◆ TASK PROMPT ◆
From the listing below, pull each line that includes "ومثل".

◆ GIVEN DATA ◆
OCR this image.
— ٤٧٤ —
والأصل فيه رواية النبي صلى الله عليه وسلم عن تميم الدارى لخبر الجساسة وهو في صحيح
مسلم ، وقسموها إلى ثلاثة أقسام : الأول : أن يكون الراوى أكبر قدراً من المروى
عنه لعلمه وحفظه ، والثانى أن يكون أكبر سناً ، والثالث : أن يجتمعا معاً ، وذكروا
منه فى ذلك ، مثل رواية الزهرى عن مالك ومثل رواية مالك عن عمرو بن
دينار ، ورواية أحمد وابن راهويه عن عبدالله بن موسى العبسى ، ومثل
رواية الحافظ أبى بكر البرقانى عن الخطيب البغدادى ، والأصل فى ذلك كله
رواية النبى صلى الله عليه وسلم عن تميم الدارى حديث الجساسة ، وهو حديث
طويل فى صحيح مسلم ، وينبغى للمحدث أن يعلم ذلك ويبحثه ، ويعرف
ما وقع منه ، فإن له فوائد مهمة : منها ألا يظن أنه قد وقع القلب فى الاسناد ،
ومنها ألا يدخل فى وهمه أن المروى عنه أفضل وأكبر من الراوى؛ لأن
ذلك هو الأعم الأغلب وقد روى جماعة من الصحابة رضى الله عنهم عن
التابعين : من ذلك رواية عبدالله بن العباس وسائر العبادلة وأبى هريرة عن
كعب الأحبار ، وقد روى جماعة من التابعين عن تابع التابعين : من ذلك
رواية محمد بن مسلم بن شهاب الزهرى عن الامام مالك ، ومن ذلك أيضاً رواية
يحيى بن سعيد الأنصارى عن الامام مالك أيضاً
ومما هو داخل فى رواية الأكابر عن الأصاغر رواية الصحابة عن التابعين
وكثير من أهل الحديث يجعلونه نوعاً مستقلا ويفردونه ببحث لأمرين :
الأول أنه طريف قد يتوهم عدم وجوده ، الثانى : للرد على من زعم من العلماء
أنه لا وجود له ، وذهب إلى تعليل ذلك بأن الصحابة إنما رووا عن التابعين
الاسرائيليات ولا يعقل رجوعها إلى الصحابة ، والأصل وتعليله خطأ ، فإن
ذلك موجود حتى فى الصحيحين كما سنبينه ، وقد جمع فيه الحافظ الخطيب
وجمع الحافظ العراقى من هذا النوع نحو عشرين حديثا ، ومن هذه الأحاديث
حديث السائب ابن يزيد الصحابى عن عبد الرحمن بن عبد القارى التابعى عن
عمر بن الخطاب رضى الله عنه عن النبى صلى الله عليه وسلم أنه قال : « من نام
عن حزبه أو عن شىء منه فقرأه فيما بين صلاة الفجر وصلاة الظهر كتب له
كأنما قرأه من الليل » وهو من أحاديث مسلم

--

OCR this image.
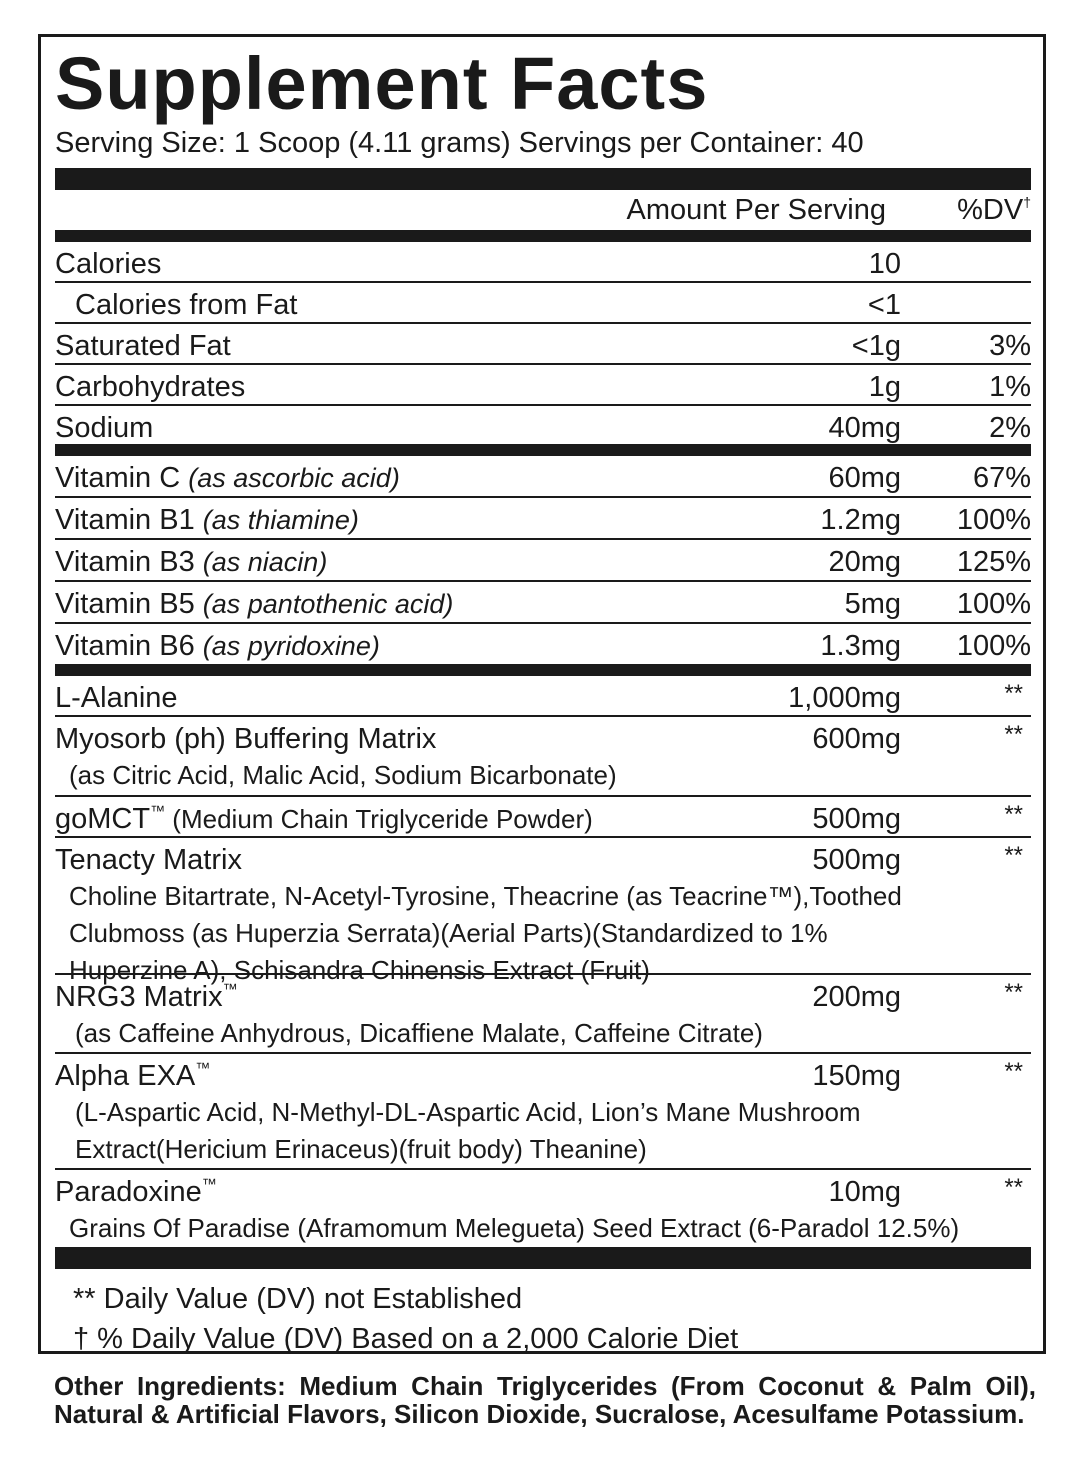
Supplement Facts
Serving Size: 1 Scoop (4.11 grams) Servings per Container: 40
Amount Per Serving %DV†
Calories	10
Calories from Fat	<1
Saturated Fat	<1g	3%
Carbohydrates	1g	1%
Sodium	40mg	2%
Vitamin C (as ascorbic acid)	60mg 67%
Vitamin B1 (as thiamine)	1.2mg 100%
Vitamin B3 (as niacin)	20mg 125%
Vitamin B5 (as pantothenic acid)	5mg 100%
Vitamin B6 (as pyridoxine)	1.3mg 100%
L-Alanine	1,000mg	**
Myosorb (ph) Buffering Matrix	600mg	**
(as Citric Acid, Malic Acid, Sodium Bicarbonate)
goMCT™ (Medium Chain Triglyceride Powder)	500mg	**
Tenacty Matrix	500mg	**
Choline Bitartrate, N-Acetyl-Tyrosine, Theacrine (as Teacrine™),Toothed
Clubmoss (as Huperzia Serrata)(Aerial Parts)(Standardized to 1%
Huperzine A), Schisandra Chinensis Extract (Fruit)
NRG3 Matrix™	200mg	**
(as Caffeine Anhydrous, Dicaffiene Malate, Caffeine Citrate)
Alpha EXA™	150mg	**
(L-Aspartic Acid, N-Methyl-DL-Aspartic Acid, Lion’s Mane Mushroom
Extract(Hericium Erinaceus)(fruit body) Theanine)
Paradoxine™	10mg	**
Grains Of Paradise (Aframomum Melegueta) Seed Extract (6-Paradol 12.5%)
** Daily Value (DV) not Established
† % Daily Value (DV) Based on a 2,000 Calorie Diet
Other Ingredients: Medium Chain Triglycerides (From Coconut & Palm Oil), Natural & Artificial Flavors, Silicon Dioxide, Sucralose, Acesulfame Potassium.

◆ WRITTEN RESPONSE ◆
منه فى ذلك ، مثل رواية الزهرى عن مالك ومثل رواية مالك عن عمرو بن
دينار ، ورواية أحمد وابن راهويه عن عبدالله بن موسى العبسى ، ومثل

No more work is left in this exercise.